• Your goal: Copy out all lines that carry the word "does".

• Record set:
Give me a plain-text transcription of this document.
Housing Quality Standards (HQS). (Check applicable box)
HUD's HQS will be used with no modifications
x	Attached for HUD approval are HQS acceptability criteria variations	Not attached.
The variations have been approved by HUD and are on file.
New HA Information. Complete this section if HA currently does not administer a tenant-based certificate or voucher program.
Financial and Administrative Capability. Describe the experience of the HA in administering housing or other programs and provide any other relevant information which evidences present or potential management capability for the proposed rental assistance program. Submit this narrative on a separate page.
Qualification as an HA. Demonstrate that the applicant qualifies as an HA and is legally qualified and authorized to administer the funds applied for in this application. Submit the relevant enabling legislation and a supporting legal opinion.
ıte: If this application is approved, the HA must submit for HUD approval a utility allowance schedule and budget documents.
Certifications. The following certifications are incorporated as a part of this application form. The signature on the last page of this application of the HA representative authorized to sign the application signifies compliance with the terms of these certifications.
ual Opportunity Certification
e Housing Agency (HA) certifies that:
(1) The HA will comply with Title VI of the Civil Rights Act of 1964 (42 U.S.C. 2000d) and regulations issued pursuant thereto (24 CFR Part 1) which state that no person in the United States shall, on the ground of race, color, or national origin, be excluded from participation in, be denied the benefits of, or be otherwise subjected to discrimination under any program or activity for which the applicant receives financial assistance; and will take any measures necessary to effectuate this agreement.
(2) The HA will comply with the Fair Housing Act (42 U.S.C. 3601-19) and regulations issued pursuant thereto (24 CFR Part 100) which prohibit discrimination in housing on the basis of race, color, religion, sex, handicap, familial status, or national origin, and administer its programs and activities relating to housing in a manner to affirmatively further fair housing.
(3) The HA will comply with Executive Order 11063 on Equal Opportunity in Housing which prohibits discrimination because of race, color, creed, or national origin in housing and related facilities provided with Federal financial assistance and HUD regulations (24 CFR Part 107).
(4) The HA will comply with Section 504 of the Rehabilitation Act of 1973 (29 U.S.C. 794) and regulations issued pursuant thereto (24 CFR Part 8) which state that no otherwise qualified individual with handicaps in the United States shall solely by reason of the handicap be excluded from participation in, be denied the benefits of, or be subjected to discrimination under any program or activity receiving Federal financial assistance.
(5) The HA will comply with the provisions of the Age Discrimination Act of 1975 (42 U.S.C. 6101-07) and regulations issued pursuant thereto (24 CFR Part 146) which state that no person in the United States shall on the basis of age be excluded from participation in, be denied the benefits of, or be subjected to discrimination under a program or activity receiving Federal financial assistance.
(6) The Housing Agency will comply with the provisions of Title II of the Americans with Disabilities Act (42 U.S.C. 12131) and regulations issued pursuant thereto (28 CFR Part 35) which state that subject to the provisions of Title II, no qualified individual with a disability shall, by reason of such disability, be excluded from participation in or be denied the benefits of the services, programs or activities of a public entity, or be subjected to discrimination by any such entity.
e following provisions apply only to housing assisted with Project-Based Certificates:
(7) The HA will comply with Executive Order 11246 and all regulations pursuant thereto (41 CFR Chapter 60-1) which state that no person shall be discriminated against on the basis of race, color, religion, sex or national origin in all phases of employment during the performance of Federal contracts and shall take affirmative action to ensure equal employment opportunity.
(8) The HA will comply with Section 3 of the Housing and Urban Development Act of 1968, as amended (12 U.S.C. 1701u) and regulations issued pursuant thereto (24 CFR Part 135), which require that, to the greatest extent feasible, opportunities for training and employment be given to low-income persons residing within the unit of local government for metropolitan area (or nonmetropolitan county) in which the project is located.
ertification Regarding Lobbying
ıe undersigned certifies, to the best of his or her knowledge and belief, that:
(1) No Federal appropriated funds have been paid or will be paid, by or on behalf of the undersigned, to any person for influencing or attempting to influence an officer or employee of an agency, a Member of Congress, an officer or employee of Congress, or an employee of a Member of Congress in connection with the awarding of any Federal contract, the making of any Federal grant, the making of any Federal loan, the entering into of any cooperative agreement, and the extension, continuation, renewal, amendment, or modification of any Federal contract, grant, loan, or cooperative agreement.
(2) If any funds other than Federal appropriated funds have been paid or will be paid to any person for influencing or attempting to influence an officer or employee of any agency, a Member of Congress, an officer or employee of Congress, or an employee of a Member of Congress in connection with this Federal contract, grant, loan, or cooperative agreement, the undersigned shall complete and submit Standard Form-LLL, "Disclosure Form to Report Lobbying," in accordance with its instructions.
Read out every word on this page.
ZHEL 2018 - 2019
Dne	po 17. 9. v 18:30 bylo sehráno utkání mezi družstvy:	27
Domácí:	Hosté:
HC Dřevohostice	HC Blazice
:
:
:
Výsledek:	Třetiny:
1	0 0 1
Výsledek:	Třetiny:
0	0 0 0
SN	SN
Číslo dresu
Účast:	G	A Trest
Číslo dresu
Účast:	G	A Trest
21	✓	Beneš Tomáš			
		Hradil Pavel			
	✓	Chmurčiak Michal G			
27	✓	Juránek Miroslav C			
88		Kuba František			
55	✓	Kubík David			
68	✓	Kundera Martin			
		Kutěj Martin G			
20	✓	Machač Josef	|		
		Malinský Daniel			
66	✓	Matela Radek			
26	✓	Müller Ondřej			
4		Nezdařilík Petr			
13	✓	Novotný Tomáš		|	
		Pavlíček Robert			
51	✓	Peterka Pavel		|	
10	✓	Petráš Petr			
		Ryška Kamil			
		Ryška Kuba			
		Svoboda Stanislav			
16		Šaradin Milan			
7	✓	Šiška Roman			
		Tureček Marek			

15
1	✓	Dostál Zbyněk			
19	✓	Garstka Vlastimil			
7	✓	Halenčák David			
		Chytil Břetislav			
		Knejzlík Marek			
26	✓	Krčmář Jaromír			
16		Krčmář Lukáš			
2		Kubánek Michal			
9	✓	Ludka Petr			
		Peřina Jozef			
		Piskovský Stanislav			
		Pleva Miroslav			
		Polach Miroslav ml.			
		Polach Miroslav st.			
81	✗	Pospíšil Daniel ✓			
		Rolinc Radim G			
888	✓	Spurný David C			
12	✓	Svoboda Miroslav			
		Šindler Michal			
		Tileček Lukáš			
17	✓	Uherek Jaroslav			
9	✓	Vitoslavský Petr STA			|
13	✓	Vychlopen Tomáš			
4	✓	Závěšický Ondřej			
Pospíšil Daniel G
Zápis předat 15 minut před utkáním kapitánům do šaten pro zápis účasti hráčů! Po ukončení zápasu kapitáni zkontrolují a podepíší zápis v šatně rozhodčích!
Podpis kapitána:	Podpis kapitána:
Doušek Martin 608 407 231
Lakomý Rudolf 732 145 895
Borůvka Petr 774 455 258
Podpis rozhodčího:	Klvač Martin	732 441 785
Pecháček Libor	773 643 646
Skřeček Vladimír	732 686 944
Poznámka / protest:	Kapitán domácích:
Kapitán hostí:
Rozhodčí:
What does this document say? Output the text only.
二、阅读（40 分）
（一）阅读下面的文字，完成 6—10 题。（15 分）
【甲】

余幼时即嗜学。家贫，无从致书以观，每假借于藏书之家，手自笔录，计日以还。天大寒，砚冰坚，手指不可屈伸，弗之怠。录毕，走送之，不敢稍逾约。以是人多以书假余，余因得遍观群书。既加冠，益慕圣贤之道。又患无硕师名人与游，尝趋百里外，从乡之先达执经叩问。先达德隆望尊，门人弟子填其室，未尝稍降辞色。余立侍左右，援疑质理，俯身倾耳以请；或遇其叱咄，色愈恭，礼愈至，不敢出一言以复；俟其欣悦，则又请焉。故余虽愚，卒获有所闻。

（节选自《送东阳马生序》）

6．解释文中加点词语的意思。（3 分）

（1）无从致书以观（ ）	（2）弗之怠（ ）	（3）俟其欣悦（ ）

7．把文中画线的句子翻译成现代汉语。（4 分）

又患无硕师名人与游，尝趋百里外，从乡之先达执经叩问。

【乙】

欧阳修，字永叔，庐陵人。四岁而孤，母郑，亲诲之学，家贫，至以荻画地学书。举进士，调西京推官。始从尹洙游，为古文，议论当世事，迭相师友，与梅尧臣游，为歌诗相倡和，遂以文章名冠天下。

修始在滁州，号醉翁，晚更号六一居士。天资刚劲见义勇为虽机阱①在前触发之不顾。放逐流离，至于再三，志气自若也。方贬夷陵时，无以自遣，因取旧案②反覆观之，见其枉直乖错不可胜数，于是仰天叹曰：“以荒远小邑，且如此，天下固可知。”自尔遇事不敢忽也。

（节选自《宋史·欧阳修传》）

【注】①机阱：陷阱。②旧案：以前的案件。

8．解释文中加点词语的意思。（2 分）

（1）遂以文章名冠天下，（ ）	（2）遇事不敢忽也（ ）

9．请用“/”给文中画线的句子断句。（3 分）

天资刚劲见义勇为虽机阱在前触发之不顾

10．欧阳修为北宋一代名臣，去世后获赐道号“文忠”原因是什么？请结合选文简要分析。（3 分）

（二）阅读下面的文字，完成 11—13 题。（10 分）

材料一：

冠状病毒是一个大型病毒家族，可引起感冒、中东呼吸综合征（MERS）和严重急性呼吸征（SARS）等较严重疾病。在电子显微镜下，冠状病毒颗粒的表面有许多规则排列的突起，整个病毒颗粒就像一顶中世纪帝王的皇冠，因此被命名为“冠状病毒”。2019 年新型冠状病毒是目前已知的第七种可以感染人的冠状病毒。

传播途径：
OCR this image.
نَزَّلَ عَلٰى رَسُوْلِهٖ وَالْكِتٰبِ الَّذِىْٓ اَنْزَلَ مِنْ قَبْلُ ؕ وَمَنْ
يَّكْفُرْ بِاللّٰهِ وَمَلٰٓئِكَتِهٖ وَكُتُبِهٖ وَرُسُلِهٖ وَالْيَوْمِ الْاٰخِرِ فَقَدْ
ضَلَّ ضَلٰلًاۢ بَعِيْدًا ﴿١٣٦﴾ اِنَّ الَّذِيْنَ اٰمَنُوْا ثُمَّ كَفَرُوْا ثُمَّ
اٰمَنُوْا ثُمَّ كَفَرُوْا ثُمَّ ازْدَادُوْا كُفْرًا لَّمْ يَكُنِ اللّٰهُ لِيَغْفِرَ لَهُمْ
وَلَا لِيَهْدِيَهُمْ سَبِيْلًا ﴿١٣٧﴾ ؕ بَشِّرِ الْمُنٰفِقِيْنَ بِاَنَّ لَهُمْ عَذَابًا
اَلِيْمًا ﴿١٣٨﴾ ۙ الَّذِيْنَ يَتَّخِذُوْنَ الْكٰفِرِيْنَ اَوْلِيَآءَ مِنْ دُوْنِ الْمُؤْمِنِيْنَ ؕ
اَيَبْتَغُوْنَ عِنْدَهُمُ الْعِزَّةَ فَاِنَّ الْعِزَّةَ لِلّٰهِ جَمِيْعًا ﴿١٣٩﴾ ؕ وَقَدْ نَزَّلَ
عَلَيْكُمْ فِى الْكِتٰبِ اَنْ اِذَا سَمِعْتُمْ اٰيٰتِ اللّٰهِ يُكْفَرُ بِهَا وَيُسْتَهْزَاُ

• Correct result:
New HA Information. Complete this section if HA currently does not administer a tenant-based certificate or voucher program.
What does this document say? Output the text only.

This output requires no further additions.